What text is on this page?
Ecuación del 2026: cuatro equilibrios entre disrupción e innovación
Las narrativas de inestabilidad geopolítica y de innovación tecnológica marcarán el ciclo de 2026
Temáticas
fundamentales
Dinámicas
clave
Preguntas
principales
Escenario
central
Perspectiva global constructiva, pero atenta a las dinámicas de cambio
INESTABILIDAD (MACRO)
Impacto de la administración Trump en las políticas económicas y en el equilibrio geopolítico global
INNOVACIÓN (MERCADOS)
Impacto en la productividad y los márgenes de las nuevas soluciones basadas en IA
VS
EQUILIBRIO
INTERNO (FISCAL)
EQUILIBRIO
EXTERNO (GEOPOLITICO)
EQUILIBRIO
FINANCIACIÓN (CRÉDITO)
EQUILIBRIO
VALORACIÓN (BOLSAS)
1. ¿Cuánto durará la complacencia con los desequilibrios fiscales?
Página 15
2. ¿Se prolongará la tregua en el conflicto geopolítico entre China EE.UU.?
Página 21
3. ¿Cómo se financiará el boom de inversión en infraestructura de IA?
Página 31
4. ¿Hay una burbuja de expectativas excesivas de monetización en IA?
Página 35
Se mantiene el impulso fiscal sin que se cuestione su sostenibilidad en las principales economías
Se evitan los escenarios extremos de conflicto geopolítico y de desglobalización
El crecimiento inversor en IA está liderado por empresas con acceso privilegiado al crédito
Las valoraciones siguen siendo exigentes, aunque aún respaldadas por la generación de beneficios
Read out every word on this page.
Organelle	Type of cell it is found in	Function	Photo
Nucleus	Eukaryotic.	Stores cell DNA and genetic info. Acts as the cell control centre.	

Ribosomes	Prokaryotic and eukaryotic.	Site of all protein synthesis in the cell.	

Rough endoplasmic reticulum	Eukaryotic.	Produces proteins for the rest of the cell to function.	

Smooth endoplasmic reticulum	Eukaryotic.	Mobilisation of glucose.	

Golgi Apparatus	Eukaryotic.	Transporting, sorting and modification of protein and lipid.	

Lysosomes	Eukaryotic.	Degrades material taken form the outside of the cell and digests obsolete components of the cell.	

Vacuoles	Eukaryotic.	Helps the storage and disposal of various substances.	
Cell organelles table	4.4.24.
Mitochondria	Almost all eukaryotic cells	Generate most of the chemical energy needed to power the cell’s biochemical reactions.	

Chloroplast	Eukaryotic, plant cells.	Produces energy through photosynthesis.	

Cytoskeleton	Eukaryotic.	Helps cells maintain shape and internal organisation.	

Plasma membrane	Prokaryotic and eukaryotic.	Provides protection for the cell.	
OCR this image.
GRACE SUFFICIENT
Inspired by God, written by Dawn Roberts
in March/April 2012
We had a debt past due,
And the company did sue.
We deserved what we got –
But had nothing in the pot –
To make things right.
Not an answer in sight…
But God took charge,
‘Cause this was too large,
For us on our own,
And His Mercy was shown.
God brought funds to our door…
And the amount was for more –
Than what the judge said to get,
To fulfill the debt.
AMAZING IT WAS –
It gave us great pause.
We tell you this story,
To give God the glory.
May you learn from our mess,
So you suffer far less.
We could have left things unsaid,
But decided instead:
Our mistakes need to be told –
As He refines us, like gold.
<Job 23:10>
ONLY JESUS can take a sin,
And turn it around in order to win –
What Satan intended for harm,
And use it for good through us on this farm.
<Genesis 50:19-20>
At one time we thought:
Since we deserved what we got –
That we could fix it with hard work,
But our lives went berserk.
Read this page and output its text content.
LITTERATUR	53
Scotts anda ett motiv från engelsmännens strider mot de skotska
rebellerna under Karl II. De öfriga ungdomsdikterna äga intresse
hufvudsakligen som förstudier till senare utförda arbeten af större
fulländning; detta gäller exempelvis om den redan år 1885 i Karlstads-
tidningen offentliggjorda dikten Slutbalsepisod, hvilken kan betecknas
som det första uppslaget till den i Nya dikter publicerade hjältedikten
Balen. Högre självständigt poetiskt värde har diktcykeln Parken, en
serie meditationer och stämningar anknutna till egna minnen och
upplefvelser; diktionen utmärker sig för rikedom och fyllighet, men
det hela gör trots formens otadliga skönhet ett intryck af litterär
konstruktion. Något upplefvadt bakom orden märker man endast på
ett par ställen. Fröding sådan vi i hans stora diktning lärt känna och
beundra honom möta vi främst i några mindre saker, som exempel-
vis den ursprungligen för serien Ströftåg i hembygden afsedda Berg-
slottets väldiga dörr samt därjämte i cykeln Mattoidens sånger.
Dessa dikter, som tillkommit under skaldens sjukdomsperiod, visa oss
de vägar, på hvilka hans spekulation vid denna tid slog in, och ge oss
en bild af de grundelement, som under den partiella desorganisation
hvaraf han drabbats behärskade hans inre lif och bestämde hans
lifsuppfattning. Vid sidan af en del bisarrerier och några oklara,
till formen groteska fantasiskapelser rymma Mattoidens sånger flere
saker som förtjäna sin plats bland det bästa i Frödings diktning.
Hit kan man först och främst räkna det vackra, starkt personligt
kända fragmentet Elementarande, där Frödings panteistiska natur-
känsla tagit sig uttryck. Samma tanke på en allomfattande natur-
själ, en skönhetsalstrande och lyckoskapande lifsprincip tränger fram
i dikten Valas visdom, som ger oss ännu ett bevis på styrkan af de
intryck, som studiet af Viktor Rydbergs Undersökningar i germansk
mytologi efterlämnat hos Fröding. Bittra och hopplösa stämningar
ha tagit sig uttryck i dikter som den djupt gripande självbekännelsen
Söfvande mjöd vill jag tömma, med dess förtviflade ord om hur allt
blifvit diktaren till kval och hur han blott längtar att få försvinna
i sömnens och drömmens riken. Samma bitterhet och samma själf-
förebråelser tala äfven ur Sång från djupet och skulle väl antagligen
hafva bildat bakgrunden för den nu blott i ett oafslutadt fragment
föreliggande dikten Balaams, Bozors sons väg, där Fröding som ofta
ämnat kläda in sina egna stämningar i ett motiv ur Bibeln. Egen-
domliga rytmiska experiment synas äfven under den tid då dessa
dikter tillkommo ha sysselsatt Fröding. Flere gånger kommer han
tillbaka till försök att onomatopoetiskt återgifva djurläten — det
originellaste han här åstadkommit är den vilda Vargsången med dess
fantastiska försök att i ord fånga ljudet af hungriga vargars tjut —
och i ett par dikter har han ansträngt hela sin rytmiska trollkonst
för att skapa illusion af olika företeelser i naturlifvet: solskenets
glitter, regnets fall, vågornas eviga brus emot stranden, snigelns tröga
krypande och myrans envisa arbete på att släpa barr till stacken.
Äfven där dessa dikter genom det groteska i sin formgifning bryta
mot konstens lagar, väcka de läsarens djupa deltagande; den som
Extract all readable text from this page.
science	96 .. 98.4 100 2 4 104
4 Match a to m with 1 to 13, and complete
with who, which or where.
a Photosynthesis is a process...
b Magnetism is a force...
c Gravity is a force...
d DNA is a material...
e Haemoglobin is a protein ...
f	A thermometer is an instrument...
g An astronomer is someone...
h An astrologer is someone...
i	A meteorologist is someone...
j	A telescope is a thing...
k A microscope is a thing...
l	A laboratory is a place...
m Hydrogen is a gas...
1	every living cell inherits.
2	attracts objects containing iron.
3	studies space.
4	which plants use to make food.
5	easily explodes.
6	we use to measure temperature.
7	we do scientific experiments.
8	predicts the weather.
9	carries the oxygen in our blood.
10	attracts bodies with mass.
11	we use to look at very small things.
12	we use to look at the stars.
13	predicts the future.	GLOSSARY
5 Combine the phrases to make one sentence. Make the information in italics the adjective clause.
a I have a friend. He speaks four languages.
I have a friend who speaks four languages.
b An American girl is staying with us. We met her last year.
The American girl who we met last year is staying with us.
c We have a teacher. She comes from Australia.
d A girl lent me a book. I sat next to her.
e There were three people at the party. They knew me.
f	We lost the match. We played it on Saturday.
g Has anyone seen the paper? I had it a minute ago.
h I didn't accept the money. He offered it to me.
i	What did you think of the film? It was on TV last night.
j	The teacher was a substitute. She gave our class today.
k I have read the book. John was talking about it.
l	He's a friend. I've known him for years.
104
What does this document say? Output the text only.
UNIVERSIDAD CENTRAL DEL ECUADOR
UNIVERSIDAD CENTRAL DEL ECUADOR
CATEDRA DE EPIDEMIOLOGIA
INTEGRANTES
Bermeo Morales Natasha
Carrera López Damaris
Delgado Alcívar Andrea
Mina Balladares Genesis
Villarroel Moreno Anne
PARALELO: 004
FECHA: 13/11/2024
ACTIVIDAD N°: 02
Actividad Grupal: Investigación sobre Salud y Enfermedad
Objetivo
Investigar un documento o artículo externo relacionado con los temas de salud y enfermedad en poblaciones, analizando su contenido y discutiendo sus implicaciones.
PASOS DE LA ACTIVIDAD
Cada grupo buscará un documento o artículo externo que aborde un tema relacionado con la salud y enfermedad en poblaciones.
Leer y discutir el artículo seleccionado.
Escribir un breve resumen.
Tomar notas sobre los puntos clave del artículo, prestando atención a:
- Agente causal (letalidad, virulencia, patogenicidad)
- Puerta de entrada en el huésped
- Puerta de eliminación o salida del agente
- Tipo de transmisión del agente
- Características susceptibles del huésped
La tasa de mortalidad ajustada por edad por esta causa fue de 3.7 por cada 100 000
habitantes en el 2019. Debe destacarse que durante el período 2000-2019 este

------------------------------------------------------------------------

Task prompt ▸ Return each line of the listing that holds the word "every".

Expected output ▸
Read out every word on this page.
1	every living cell inherits.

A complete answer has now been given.